Problem description: Identify the lines that contain the string "spectrogram", then copy each of them.

▬▬▬▬▬▬

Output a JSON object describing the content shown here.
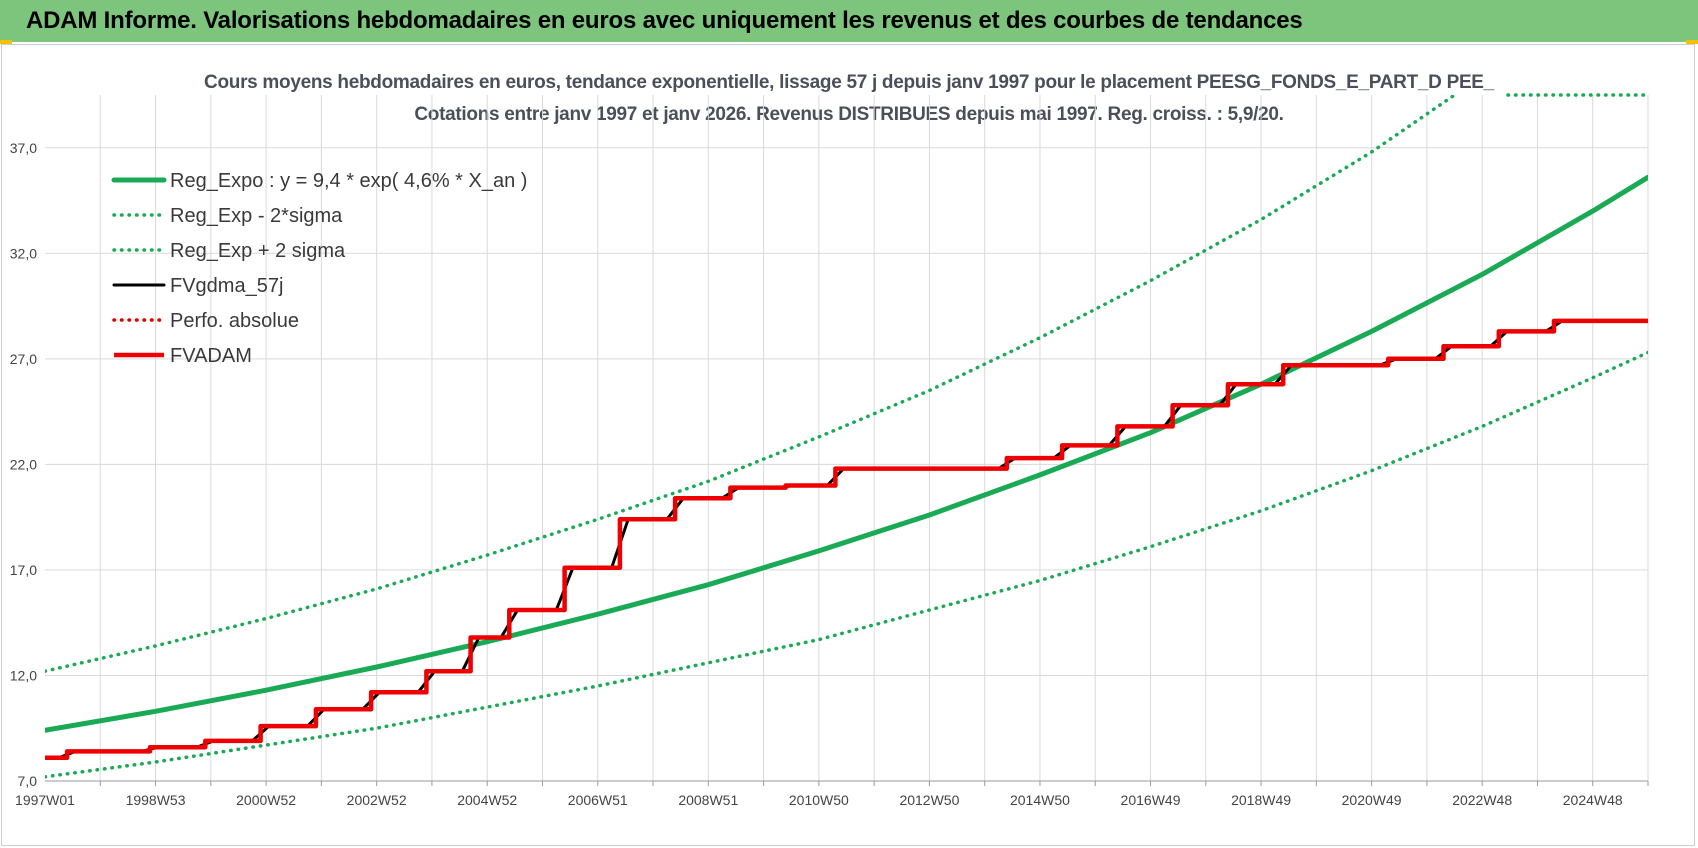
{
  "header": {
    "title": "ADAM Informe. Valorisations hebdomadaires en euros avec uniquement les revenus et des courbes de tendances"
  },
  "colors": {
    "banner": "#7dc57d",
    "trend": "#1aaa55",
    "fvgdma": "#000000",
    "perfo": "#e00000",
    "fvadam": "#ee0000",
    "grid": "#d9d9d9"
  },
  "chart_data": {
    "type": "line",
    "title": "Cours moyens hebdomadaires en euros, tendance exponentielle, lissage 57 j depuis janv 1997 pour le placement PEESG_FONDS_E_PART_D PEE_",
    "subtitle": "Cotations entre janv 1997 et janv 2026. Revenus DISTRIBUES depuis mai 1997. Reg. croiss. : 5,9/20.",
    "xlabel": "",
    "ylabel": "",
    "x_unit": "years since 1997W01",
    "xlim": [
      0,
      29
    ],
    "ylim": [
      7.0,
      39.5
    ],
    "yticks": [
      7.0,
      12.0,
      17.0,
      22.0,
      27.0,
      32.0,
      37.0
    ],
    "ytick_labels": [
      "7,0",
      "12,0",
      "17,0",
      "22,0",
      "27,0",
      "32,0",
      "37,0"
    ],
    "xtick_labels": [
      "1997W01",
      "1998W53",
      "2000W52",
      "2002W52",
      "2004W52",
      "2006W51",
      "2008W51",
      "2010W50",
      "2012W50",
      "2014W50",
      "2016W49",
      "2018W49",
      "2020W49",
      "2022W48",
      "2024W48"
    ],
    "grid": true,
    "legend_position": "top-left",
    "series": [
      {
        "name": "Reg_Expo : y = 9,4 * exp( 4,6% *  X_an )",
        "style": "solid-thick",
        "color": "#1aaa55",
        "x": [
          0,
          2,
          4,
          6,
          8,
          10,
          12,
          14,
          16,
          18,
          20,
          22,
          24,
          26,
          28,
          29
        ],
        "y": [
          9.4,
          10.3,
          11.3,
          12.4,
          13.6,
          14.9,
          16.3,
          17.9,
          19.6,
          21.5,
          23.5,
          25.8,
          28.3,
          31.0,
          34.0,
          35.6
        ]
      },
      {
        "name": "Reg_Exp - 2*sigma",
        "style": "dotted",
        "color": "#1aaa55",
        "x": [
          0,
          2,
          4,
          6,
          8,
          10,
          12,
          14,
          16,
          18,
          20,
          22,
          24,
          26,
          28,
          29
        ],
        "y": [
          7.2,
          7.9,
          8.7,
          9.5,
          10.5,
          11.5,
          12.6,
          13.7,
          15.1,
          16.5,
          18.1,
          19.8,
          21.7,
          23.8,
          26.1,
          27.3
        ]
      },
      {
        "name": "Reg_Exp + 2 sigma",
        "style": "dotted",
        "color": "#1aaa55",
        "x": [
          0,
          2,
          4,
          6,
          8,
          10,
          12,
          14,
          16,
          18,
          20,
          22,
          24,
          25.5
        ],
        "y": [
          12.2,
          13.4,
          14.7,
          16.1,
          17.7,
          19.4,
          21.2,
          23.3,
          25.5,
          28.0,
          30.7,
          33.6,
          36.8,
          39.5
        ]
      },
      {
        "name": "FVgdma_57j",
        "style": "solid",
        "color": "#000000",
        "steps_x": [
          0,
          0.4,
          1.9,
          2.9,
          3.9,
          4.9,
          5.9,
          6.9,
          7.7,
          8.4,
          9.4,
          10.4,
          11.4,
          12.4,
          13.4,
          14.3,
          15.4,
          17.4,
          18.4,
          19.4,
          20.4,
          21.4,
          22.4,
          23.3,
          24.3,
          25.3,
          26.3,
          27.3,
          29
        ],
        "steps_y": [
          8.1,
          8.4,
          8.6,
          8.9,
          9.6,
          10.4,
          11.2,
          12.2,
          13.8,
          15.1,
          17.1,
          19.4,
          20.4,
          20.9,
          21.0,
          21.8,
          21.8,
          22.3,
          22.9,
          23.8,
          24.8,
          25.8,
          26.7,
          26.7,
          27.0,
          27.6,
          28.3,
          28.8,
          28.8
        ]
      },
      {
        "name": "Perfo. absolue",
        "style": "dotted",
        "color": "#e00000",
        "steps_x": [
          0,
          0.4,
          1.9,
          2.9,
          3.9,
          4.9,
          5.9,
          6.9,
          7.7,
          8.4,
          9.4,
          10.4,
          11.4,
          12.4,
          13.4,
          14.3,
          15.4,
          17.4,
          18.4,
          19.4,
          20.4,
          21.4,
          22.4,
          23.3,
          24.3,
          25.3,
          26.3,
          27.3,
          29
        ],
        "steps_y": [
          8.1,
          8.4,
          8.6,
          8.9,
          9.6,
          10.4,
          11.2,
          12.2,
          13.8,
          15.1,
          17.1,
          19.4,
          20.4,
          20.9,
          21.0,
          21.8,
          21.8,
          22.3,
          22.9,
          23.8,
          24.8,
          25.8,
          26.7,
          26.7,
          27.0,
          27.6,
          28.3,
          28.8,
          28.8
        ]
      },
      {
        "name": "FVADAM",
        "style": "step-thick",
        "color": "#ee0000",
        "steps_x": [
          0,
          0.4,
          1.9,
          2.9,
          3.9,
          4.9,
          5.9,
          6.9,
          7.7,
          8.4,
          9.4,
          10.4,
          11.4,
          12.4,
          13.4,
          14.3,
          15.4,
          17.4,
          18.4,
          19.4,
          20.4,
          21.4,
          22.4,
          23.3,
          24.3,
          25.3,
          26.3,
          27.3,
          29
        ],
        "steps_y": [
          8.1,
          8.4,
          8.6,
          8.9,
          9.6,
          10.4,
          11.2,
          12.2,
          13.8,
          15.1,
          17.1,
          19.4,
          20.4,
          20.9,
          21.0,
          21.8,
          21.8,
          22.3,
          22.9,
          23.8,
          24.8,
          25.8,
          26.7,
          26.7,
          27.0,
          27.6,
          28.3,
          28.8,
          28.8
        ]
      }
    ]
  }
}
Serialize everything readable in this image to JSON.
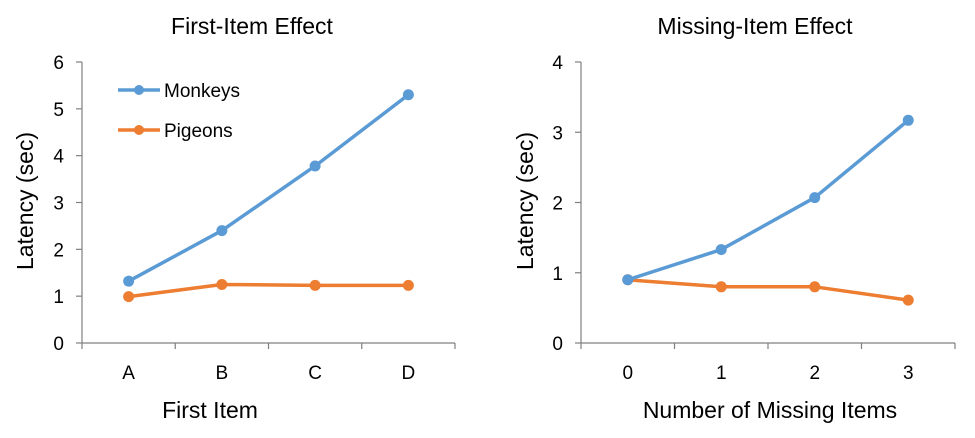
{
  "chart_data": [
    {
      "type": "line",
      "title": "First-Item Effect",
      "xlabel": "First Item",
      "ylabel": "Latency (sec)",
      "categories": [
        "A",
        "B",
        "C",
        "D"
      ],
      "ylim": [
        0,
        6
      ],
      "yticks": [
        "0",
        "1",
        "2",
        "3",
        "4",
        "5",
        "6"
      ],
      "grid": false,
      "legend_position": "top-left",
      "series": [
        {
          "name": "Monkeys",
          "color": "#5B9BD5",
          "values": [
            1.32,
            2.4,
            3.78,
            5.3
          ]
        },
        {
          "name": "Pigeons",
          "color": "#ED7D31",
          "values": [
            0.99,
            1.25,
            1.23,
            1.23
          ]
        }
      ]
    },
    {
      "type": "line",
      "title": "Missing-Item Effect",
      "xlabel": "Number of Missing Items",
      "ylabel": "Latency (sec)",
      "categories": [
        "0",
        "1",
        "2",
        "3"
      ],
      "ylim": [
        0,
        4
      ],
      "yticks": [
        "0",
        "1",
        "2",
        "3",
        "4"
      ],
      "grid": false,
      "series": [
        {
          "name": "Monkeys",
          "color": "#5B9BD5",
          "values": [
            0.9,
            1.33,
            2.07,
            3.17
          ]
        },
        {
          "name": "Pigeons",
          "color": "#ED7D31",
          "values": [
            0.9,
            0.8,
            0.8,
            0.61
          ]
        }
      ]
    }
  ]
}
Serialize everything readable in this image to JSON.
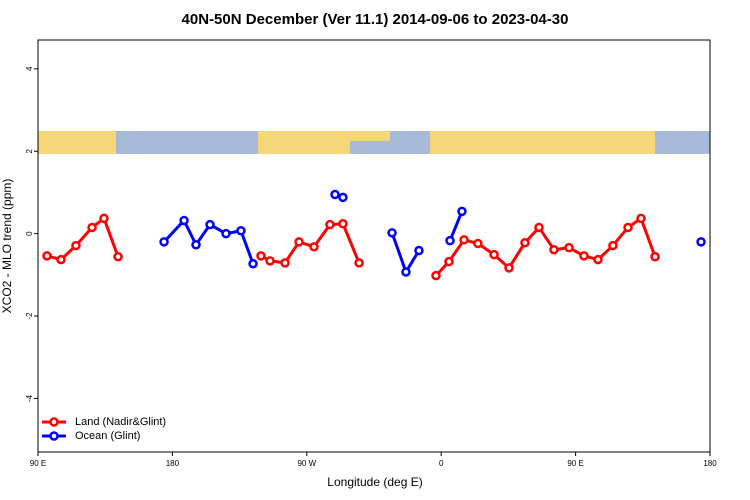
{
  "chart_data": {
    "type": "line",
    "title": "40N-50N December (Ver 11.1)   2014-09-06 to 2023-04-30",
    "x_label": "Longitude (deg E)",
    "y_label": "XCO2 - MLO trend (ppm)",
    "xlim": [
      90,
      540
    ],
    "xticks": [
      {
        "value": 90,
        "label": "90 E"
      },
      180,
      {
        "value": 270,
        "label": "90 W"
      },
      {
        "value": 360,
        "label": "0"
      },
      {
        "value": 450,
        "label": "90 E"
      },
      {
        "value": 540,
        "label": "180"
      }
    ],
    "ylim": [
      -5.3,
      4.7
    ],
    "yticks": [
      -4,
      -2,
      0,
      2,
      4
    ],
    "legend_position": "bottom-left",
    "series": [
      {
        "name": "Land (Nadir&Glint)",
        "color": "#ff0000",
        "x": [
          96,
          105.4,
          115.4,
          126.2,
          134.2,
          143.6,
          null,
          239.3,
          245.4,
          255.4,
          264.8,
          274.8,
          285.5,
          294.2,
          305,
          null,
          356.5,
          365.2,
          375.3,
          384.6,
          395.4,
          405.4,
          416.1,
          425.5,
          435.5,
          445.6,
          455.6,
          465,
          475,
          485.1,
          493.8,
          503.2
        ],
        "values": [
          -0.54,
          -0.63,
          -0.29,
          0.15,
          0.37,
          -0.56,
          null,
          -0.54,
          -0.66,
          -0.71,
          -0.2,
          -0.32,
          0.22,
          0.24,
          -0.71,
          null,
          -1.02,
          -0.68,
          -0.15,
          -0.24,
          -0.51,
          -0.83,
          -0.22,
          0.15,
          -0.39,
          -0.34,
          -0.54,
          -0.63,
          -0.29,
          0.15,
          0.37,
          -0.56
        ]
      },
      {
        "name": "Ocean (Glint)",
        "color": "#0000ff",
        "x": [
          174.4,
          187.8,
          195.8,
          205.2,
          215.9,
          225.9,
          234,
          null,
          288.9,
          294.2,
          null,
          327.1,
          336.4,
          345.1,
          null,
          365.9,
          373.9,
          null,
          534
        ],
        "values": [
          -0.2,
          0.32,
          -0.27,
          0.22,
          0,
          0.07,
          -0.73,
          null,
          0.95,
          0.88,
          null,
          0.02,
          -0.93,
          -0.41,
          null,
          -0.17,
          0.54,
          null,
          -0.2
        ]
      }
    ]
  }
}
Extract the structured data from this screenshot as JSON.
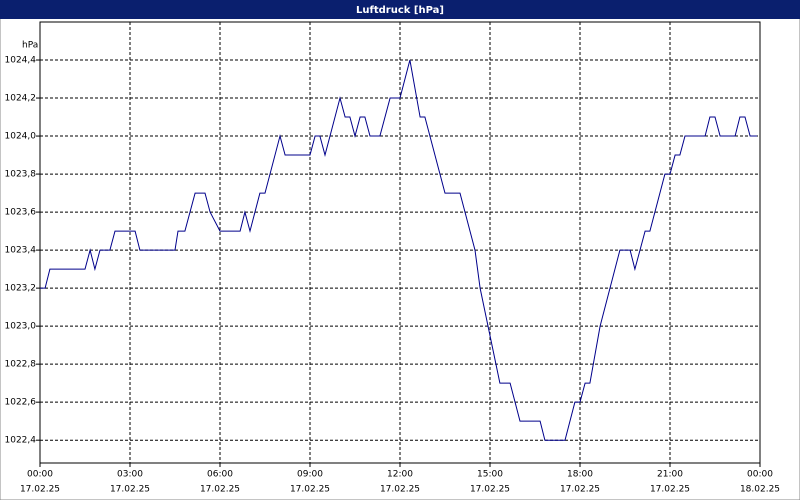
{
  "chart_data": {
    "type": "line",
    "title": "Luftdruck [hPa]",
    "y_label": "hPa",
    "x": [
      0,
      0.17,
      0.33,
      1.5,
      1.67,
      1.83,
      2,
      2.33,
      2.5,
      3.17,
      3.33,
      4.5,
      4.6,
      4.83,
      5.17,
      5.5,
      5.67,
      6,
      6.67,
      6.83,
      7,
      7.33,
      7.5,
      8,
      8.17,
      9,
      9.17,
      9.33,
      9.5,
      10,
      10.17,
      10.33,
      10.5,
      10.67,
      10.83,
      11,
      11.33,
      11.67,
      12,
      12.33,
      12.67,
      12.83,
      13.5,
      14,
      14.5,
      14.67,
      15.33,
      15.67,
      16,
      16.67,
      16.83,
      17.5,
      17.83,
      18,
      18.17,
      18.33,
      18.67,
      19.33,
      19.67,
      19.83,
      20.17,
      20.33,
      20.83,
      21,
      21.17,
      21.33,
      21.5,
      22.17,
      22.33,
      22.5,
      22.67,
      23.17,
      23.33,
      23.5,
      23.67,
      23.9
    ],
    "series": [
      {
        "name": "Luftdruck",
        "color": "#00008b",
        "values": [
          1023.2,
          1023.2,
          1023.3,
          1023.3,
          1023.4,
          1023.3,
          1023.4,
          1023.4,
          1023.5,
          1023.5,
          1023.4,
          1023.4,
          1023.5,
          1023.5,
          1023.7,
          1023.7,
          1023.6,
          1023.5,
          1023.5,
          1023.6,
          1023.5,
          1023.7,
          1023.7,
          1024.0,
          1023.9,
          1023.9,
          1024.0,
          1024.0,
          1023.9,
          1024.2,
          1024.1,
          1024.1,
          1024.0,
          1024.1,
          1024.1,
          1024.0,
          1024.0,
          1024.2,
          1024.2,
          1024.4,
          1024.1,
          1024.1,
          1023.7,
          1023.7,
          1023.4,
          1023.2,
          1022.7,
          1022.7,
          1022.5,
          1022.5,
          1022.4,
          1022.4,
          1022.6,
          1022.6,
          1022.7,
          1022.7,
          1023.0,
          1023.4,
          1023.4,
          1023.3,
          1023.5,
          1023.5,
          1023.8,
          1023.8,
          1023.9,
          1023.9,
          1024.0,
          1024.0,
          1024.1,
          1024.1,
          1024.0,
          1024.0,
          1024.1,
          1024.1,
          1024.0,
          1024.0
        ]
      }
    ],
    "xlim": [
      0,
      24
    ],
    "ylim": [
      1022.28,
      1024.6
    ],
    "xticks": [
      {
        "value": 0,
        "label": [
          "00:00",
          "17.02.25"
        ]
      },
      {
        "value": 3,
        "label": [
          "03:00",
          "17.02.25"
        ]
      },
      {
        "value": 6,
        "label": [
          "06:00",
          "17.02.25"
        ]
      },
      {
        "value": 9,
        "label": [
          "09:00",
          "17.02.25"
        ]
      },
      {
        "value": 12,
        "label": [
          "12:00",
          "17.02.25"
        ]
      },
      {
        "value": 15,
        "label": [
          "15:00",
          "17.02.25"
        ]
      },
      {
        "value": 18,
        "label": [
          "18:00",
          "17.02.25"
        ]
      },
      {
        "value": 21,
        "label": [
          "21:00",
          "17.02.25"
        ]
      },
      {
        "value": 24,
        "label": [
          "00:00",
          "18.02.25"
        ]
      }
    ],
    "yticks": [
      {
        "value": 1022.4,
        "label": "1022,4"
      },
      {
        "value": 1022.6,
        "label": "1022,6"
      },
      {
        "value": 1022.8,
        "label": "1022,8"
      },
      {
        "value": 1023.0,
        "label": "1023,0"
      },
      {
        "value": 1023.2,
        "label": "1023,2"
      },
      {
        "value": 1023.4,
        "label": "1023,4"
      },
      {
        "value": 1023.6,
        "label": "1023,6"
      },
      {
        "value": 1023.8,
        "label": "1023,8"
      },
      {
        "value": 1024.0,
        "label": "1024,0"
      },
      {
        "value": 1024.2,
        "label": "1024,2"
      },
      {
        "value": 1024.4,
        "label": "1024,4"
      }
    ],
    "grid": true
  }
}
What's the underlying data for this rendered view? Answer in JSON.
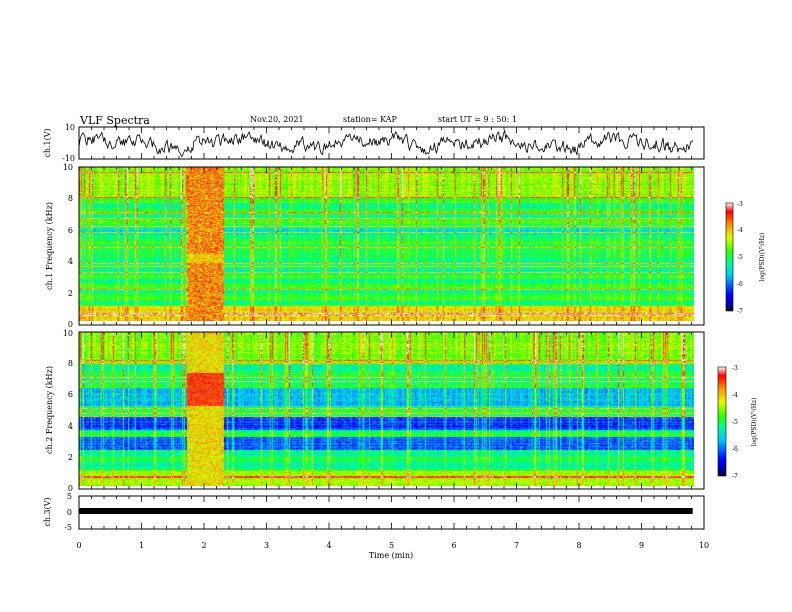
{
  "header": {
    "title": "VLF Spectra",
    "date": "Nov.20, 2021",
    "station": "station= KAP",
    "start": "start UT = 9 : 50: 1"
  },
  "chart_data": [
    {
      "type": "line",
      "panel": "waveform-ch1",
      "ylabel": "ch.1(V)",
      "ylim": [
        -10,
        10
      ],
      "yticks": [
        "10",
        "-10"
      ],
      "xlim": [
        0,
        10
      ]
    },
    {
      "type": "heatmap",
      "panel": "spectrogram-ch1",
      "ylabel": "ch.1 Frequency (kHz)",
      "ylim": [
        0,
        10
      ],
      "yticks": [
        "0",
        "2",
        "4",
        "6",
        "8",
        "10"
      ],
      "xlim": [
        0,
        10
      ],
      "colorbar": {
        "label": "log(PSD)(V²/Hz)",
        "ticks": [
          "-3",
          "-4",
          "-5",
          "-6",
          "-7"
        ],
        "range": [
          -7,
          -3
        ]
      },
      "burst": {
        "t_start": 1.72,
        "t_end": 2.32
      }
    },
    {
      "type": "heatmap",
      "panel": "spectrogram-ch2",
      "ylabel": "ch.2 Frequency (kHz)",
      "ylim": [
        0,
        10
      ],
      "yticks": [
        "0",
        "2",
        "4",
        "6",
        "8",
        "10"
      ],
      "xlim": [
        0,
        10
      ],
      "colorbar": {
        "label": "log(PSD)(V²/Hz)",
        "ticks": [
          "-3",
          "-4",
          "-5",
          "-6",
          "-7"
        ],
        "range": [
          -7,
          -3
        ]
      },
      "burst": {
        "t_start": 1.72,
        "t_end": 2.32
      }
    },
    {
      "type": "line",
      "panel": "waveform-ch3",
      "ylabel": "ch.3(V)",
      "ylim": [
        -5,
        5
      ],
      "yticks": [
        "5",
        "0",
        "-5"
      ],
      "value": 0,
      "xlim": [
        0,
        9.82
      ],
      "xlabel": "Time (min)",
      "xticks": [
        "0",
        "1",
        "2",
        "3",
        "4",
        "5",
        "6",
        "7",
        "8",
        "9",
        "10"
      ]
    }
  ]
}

▬▬▬▬▬▬

Answer to this exercise:
      "panel": "spectrogram-ch1",
      "panel": "spectrogram-ch2",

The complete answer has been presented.